◆ **What needs to be done**: Copy every line of the entries that includes the word "name".

◆ **Input records**:
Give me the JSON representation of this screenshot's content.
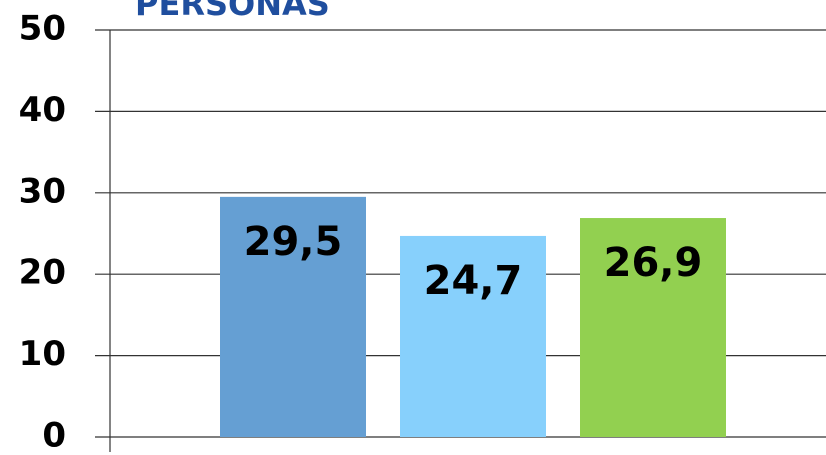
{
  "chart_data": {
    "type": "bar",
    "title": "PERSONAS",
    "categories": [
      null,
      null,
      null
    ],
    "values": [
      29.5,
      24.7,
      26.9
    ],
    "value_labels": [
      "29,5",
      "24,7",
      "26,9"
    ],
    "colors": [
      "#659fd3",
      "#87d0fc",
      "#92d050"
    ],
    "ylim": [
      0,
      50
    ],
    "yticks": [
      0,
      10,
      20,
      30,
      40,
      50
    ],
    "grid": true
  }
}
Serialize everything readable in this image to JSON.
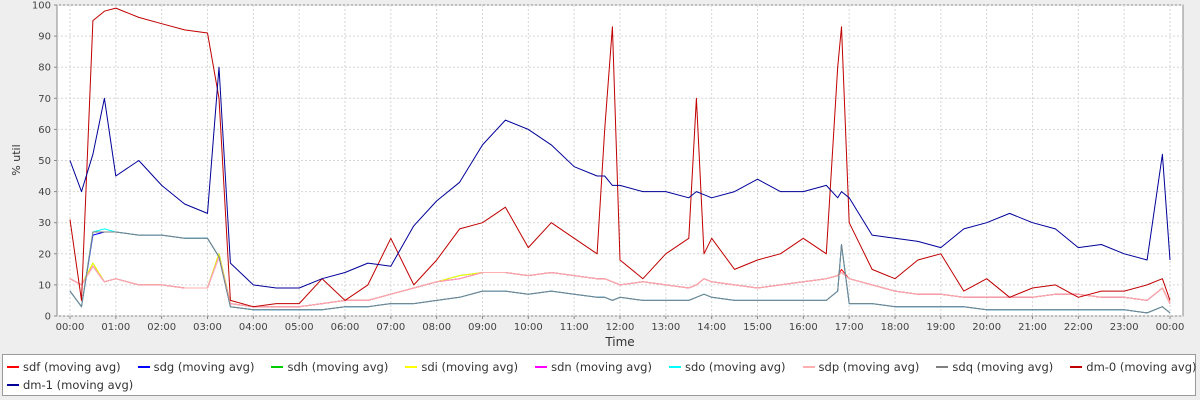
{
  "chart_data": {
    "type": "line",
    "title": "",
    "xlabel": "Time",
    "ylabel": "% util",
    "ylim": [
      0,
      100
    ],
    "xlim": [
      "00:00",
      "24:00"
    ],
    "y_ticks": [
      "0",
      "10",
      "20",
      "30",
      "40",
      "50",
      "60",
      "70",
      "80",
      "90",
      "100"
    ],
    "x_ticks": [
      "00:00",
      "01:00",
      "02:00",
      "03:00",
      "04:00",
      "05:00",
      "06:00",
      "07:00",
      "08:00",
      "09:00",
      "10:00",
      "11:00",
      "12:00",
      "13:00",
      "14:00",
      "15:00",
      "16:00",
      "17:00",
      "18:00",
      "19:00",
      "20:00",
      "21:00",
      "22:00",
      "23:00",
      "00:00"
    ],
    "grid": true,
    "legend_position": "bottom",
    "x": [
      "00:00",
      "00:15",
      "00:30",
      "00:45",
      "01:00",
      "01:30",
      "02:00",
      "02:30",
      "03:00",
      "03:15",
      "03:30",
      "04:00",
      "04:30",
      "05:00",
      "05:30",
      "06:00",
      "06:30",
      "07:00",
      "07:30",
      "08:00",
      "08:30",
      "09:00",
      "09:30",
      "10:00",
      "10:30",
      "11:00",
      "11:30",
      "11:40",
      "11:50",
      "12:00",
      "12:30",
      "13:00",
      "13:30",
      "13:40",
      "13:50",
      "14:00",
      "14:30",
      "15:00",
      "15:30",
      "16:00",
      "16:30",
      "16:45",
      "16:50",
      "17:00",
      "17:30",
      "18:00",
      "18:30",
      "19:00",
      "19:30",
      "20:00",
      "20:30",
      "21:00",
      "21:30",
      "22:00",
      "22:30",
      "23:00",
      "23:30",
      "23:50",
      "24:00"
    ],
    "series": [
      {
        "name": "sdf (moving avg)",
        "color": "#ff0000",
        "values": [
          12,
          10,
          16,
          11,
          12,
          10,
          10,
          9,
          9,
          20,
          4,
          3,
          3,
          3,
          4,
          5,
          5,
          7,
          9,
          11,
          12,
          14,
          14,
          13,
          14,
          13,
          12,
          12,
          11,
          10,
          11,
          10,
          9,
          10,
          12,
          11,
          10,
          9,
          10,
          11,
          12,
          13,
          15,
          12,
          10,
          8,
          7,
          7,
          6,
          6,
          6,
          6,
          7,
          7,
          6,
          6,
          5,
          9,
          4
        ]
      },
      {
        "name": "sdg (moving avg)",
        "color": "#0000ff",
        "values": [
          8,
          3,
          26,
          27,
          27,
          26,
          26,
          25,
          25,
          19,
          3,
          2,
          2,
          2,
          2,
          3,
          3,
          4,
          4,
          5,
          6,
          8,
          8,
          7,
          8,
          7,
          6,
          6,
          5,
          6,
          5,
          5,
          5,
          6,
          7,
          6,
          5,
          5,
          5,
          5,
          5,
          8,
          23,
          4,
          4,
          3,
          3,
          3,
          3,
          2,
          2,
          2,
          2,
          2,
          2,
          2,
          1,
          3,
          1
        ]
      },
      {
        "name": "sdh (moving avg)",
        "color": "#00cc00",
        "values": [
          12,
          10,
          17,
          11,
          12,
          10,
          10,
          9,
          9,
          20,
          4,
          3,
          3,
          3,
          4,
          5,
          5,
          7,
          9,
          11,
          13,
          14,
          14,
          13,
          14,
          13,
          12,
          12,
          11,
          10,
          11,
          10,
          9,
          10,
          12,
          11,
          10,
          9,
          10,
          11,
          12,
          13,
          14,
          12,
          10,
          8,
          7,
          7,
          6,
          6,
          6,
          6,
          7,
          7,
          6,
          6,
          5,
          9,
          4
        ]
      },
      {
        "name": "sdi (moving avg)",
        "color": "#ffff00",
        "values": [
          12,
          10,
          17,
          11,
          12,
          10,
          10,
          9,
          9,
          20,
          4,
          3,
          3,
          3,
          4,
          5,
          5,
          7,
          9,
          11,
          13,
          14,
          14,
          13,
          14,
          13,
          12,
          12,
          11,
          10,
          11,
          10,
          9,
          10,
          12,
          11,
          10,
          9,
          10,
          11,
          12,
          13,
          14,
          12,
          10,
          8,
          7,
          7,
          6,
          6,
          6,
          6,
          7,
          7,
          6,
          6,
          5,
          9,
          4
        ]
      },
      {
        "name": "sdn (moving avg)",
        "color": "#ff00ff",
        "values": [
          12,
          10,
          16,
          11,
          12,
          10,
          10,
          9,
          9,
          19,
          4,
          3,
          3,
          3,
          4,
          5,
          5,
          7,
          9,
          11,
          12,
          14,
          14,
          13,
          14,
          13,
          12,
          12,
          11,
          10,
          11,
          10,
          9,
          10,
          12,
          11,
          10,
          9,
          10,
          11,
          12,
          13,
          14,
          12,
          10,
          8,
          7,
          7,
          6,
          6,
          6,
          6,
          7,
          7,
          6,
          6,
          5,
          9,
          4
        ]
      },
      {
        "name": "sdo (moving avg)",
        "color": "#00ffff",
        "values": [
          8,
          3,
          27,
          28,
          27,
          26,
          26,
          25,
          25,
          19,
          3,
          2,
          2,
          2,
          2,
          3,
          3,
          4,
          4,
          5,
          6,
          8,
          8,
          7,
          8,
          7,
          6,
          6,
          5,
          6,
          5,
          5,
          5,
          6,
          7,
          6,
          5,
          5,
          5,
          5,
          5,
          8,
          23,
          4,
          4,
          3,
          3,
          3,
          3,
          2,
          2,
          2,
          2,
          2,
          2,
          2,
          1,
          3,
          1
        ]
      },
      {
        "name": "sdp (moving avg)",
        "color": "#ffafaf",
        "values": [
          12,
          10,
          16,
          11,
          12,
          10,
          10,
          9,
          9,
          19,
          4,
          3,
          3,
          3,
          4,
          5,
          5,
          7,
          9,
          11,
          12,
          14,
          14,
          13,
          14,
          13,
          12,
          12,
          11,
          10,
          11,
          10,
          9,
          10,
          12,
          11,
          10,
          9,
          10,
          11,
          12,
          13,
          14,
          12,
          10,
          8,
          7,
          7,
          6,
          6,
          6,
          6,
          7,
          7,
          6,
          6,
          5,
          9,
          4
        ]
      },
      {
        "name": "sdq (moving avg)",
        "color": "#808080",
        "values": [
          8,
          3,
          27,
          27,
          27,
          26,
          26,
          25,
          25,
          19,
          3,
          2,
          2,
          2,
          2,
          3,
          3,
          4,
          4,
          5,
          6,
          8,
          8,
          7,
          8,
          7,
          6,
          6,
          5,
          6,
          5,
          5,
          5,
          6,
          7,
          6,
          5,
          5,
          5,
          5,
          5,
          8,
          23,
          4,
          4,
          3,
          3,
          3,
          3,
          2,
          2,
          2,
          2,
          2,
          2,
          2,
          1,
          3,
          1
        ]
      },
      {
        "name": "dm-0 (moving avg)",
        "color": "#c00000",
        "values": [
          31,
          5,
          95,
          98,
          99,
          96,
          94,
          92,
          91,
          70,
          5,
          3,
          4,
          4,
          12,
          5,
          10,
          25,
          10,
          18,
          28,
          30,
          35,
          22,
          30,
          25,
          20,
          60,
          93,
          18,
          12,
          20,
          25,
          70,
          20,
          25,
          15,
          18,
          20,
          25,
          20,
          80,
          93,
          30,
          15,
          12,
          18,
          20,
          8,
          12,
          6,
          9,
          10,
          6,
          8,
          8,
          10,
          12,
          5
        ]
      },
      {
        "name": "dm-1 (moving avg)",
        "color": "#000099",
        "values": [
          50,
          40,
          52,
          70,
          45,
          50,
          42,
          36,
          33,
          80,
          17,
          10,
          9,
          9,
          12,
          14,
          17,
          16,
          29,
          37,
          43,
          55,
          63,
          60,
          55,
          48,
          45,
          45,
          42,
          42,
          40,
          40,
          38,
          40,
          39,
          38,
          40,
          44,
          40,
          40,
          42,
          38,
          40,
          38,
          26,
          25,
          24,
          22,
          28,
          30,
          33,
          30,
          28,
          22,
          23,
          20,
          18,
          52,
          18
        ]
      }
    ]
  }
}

◆ **Answer to the problem**:
        "name": "sdf (moving avg)",
        "name": "sdg (moving avg)",
        "name": "sdh (moving avg)",
        "name": "sdi (moving avg)",
        "name": "sdn (moving avg)",
        "name": "sdo (moving avg)",
        "name": "sdp (moving avg)",
        "name": "sdq (moving avg)",
        "name": "dm-0 (moving avg)",
        "name": "dm-1 (moving avg)",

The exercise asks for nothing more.